__What is required__
State the number of lines that contain the word "slots", and add nothing else.
——
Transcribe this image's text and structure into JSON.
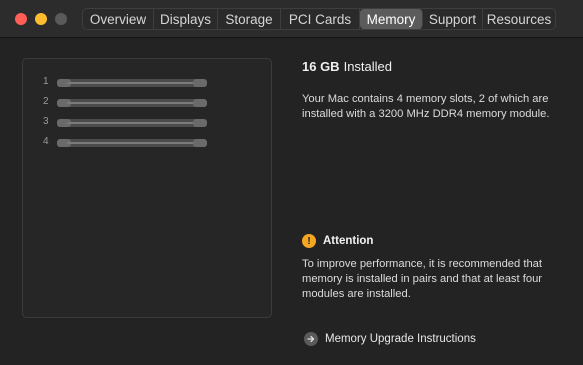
{
  "window": {
    "controls": [
      "close",
      "minimize",
      "zoom"
    ]
  },
  "tabs": [
    {
      "label": "Overview",
      "active": false
    },
    {
      "label": "Displays",
      "active": false
    },
    {
      "label": "Storage",
      "active": false
    },
    {
      "label": "PCI Cards",
      "active": false
    },
    {
      "label": "Memory",
      "active": true
    },
    {
      "label": "Support",
      "active": false
    },
    {
      "label": "Resources",
      "active": false
    }
  ],
  "memory": {
    "slots": [
      {
        "number": "1"
      },
      {
        "number": "2"
      },
      {
        "number": "3"
      },
      {
        "number": "4"
      }
    ],
    "installed_amount": "16 GB",
    "installed_label": "Installed",
    "description": "Your Mac contains 4 memory slots, 2 of which are installed with a 3200 MHz DDR4 memory module.",
    "attention": {
      "icon": "exclamation-icon",
      "label": "Attention",
      "text": "To improve performance, it is recommended that memory is installed in pairs and that at least four modules are installed."
    },
    "upgrade_link": {
      "icon": "arrow-right-circle-icon",
      "label": "Memory Upgrade Instructions"
    }
  },
  "colors": {
    "warning": "#f5a623",
    "active_tab": "#5b5b5b"
  }
}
——
__Answer below__
2